*SET TASK*: Search the material below for the word "text" and copy every line in which it occurs.

━━━━━━

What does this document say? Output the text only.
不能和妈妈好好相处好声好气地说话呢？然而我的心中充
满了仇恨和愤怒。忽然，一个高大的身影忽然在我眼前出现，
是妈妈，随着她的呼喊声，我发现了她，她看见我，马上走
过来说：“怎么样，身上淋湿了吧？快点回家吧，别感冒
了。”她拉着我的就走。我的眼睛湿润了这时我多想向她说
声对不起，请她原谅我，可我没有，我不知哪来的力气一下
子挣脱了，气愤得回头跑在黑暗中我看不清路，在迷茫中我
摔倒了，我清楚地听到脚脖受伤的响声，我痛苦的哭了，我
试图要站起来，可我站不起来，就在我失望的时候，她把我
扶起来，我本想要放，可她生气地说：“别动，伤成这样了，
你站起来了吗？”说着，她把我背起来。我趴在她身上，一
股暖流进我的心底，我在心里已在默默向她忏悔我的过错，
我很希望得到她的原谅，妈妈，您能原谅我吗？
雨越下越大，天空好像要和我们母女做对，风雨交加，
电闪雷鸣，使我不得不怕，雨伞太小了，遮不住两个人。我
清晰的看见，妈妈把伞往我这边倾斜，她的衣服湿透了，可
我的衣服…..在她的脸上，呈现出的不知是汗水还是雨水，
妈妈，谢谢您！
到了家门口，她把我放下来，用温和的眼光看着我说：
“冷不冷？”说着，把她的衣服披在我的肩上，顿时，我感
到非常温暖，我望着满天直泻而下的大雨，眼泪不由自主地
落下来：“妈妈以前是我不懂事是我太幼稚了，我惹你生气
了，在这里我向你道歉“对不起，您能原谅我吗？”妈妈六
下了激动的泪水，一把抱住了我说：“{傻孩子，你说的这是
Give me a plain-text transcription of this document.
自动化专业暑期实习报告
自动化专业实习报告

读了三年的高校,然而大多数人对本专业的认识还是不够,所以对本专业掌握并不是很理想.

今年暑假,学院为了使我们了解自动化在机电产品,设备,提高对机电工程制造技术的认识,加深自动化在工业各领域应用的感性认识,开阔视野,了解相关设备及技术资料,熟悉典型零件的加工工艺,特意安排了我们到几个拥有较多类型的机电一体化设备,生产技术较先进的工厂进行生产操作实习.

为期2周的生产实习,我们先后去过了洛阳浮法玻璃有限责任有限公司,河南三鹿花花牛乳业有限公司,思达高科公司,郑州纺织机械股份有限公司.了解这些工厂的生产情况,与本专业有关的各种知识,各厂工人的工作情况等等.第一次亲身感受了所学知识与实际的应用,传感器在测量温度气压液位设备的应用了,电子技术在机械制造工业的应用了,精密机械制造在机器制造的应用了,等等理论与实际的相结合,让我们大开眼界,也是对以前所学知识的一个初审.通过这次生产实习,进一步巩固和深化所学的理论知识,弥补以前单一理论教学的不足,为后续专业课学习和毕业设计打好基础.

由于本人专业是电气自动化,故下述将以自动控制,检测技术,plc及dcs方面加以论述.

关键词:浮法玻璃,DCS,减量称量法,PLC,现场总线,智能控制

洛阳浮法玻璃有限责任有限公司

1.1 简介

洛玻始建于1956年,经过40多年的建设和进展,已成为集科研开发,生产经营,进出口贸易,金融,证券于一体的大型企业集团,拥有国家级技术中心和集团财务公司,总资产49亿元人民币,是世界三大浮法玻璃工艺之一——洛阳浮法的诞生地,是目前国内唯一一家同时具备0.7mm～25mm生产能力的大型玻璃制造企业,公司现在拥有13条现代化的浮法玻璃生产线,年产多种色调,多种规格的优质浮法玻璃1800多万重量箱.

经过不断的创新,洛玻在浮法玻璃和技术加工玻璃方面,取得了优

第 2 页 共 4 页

━━━━━━

*THE OUTPUT*:
What does this document say? Output the text only.
Give me a plain-text transcription of this document.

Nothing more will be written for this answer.